Lines of data:
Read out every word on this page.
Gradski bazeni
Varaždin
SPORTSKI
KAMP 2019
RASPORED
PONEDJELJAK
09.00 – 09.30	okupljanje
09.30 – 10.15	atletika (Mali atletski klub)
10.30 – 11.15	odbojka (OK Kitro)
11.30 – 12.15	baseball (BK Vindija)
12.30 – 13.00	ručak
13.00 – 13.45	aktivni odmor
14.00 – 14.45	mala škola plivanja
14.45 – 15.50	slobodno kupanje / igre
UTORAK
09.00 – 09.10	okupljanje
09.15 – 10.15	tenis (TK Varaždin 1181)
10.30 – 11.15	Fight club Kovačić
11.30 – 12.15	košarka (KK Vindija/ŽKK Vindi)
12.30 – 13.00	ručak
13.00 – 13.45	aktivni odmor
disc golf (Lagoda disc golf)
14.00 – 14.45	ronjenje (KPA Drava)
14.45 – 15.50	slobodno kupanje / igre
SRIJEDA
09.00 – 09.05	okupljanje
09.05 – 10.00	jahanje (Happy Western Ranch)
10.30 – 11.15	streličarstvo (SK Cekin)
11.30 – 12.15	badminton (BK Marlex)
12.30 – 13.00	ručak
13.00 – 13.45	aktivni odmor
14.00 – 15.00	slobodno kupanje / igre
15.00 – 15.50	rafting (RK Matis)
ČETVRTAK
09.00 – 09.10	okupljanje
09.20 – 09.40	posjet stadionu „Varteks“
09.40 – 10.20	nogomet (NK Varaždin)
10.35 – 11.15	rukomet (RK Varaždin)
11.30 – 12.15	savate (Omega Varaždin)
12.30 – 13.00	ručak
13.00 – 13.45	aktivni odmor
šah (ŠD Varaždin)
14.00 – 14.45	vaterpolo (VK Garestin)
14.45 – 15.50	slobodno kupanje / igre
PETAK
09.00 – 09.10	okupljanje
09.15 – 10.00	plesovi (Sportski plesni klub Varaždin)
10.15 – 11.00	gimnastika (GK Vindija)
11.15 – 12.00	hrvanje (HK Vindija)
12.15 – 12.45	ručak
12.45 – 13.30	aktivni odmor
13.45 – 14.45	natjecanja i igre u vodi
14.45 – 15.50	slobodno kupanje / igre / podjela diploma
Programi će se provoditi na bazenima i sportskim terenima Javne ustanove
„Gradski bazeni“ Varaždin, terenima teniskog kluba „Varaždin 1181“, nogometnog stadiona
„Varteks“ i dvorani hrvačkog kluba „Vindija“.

==

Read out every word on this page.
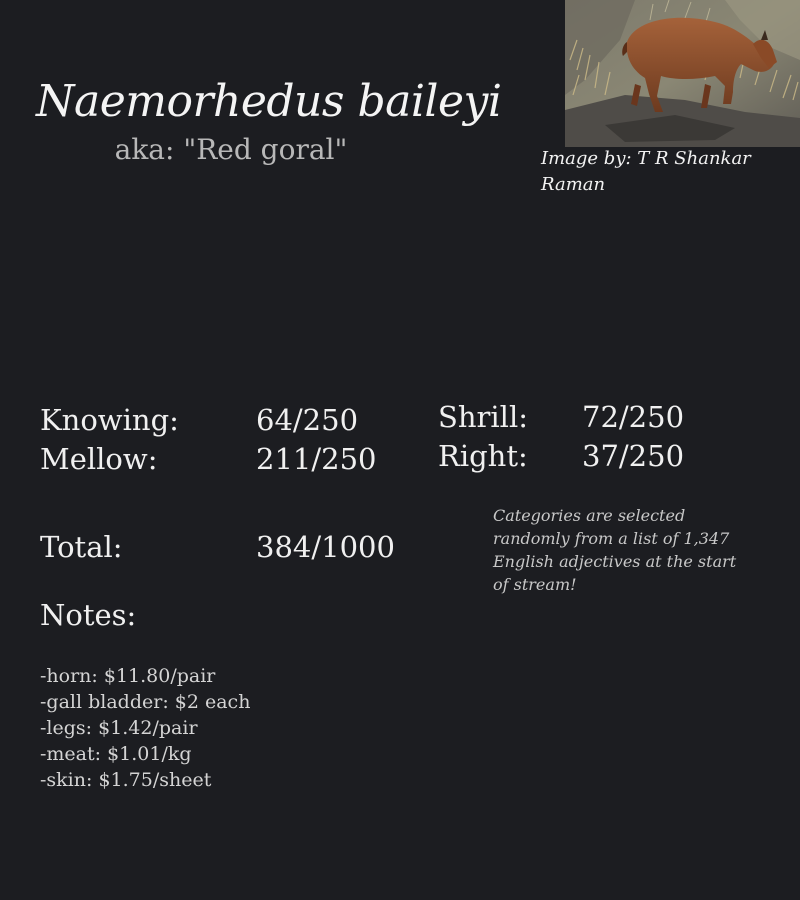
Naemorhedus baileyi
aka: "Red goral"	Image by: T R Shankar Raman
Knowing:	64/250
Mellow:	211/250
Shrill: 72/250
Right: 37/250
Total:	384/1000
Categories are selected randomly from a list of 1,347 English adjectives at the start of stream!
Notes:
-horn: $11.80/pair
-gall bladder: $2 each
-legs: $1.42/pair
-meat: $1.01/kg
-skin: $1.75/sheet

• _Given exercise_
List all lines where "Vindija" occurs.

• _Solution to this problem_
11.30 – 12.15	baseball (BK Vindija)
11.30 – 12.15	košarka (KK Vindija/ŽKK Vindi)
10.15 – 11.00	gimnastika (GK Vindija)
11.15 – 12.00	hrvanje (HK Vindija)
„Varteks“ i dvorani hrvačkog kluba „Vindija“.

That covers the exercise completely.